SET PROBLEM - Write out all records as given; omit images.
── RECORD SET ──
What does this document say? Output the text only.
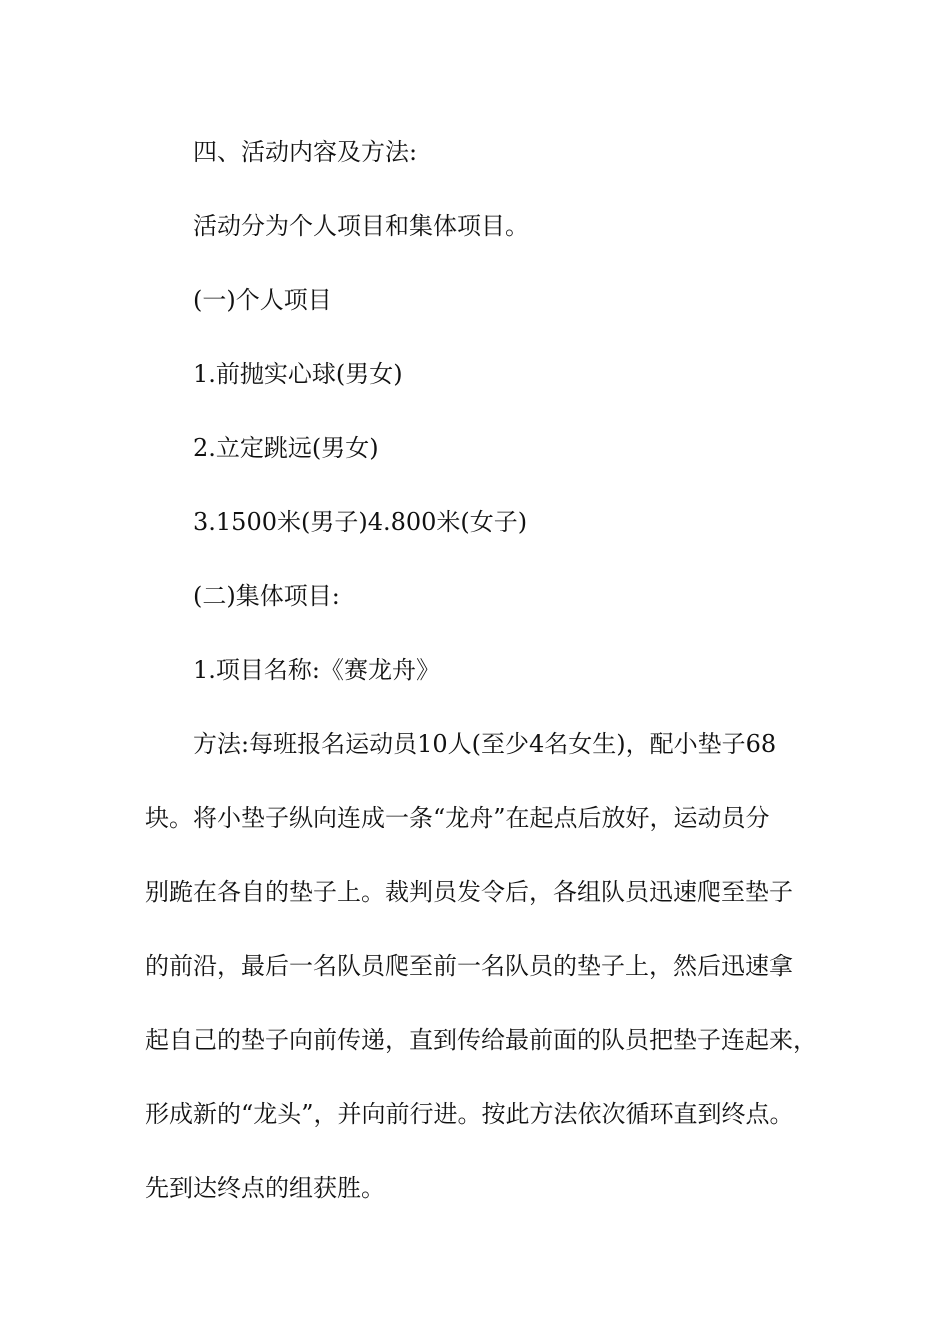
四、活动内容及方法:
活动分为个人项目和集体项目。
(一)个人项目
1.前抛实心球(男女)
2.立定跳远(男女)
3.1500米(男子)4.800米(女子)
(二)集体项目:
1.项目名称:《赛龙舟》
方法:每班报名运动员10人(至少4名女生)，配小垫子68
块。将小垫子纵向连成一条“龙舟”在起点后放好，运动员分
别跪在各自的垫子上。裁判员发令后，各组队员迅速爬至垫子
的前沿，最后一名队员爬至前一名队员的垫子上，然后迅速拿
起自己的垫子向前传递，直到传给最前面的队员把垫子连起来，
形成新的“龙头”，并向前行进。按此方法依次循环直到终点。
先到达终点的组获胜。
───
THE ANSWER -
What does this document say? Output the text only.
四、活动内容及方法:
活动分为个人项目和集体项目。
(一)个人项目
1.前抛实心球(男女)
2.立定跳远(男女)
3.1500米(男子)4.800米(女子)
(二)集体项目:
1.项目名称:《赛龙舟》
方法:每班报名运动员10人(至少4名女生)，配小垫子68
块。将小垫子纵向连成一条“龙舟”在起点后放好，运动员分
别跪在各自的垫子上。裁判员发令后，各组队员迅速爬至垫子
的前沿，最后一名队员爬至前一名队员的垫子上，然后迅速拿
起自己的垫子向前传递，直到传给最前面的队员把垫子连起来，
形成新的“龙头”，并向前行进。按此方法依次循环直到终点。
先到达终点的组获胜。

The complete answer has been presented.